- Exercice court A
Reproduisez fidèlement, dans l'extrait sur Daniel Bensaïd, le passage allant de « Juste après la » jusqu'à « ses conceptions ultérieures. ».
- Exercice court B
Condensez sous forme de liste le paragraphe de l'extrait sur Daniel Bensaïd qui commence par « Avec La Discordance des temps ». Conservez ses faits essentiels.

- Extrait de page
╭──

Pensée philosophique

Walter Benjamin, source d'inspiration de Daniel Bensaïd pour penser le rapport au temps et à l'histoire.Karl Marx, auteur que Bensaïd appelle à dédogmatiser et à se réapproprier pour une action révolutionnaire adaptée au temps présent.

Ses apports proprement philosophiques résident dans ses réflexions sur la temporalité. Sa pensée à ce sujet s'élabore dans la période de confusion nouvelle inaugurée par la chute du Mur. Quatre livres sont les pivots de son évolution conceptuelle : Walter Benjamin, sentinelle messianique, publié en 1990 ; La Discordance des temps : essais sur les crises, les classes, l'histoire, publié en 1995 ; Marx l'intempestif : Grandeurs et misères d'une aventure critique, publié en 1995 également ; et Le Pari mélancolique, publié en 1997.

Juste après la chute du Mur, Daniel Bensaïd s'interroge : comment continuer la lutte quand l'horizon révolutionnaire s'éloigne ? En rupture avec la conception marxiste traditionnelle, il se met à explorer, à partir de Walter Benjamin, le concept d'une histoire ouverte sur des possibles non nécessairement inscrits dans les déterminations économiques et sociales. À dater de l'écriture de Walter Benjamin, sentinelle messianique, la pensée de Benjamin irriguera toutes ses conceptions ultérieures.

Avec La Discordance des temps, Bensaïd explore l'organisation des temporalités économiques et politiques pour tenter de penser le sens de l'histoire. Il examine l'articulation entre la lutte des classes et les autres formes de conflits (oppressions sexuelles, guerres, conflits ethniques, religieux). Dans Marx l'intempestif, il met au service de ces interrogations la puissance critique des textes classiques de Karl Marx, dont il propose une relecture débarrassée de leur habituelle interprétation finaliste.

Enfin, dans Le Pari mélancolique, il examine le dérèglement des conditions spatiales et temporelles (temps de la production, de la circulation, espaces de l'économie, de l'écologie, de l'information, etc.) qui déterminent la liberté d'agir des humains à chaque époque. Il souligne que les changements du temps présent appellent à redéfinir l'échelle et les rythmes de l'action politique.

Pensée politique et controverses

Le parti, opérateur stratégique, le pluripartisme

Pour Daniel Bensaïd, dans une lecture des apports propres de la pensée politique de Lénine, le leader bolchévik serait plus perspicace que Blum (ou que Marx) qui pensaient que le prolétariat devait s'organiser dans un seul parti. Selon lui, « Lénine fut bien l'un des premiers à concevoir la spécificité du champ politique comme un jeu de pouvoirs et d'antagonismes sociaux transfigurés, traduits dans un langage propre, plein de déplacements, de condensations et de lapsus révélateurs ». Cette conception laisserait ouvert un espace d'interrogation et d'action stratégiques (celui du comment) face aux contingences et aux incertitudes de l'histoire. La politique de Lénine serait « celle de la politique comme stratégie, de ses moments propices et de ses maillons faibles ». Le parti y acquiert une nouvelle fonction, qui n'est pas seulement celle du pédagogue et du propagandiste dessinée par le discours de Léon Blum au congrès de Tours : « Il devient opérateur stratégique, une sorte de boîte de vitesses et d'aiguilleur de la lutte des classes ». Le pluripartisme au sein même du mouvement ouvrier, à partir de la diversité des paris stratégiques générée dans les situations historiques concrètes, serait ainsi mieux concevable.

╰──

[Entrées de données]

╭──

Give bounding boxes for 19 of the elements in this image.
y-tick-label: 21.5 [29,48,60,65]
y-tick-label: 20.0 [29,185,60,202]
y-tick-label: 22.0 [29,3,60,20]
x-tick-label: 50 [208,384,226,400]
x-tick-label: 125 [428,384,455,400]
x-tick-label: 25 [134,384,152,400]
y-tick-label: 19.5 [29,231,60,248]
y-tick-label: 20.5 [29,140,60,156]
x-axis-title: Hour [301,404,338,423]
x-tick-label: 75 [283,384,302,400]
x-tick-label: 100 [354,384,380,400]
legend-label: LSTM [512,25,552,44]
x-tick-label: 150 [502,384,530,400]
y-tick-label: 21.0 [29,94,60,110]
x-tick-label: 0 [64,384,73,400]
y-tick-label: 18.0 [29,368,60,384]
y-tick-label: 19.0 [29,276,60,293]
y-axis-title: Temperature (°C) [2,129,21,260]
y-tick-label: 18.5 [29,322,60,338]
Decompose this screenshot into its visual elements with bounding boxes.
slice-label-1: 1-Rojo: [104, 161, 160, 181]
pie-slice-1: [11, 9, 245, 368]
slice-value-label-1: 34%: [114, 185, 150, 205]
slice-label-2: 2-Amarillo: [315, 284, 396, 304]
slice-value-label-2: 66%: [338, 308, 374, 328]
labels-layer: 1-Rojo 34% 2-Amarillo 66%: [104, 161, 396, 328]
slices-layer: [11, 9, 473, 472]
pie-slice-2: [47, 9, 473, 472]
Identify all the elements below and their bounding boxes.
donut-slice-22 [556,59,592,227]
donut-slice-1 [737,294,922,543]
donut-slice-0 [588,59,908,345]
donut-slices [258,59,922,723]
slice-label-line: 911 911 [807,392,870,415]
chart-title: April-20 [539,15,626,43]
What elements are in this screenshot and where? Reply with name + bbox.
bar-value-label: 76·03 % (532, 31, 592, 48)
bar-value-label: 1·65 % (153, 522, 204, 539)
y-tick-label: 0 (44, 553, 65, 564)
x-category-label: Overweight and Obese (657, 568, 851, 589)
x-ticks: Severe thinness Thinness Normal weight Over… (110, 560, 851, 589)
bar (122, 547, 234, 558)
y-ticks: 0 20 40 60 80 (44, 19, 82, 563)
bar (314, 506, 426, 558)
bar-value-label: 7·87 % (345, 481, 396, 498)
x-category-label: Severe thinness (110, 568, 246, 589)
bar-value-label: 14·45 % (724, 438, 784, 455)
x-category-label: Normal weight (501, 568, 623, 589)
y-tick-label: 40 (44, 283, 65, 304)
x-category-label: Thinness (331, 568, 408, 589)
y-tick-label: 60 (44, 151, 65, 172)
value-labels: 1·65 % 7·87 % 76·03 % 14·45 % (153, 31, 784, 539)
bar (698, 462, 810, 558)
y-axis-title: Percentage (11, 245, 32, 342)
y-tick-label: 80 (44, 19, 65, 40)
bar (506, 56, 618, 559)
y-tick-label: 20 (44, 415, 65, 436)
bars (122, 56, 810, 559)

╰──

- Résultat obtenu A
Juste après la chute du Mur, Daniel Bensaïd s'interroge : comment continuer la lutte quand l'horizon révolutionnaire s'éloigne ? En rupture avec la conception marxiste traditionnelle, il se met à explorer, à partir de Walter Benjamin, le concept d'une histoire ouverte sur des possibles non nécessairement inscrits dans les déterminations économiques et sociales. À dater de l'écriture de Walter Benjamin, sentinelle messianique, la pensée de Benjamin irriguera toutes ses conceptions ultérieures.

- Résultat obtenu B
- Dans La Discordance des temps, Bensaïd étudie l'organisation des temporalités économiques et politiques pour penser le sens de l'histoire.
- Il y examine l'articulation entre la lutte des classes et les autres formes de conflits : oppressions sexuelles, guerres, conflits ethniques et religieux.
- Dans Marx l'intempestif, il met la puissance critique des textes classiques de Karl Marx au service de ces interrogations.
- Il en propose une relecture débarrassée de leur habituelle interprétation finaliste.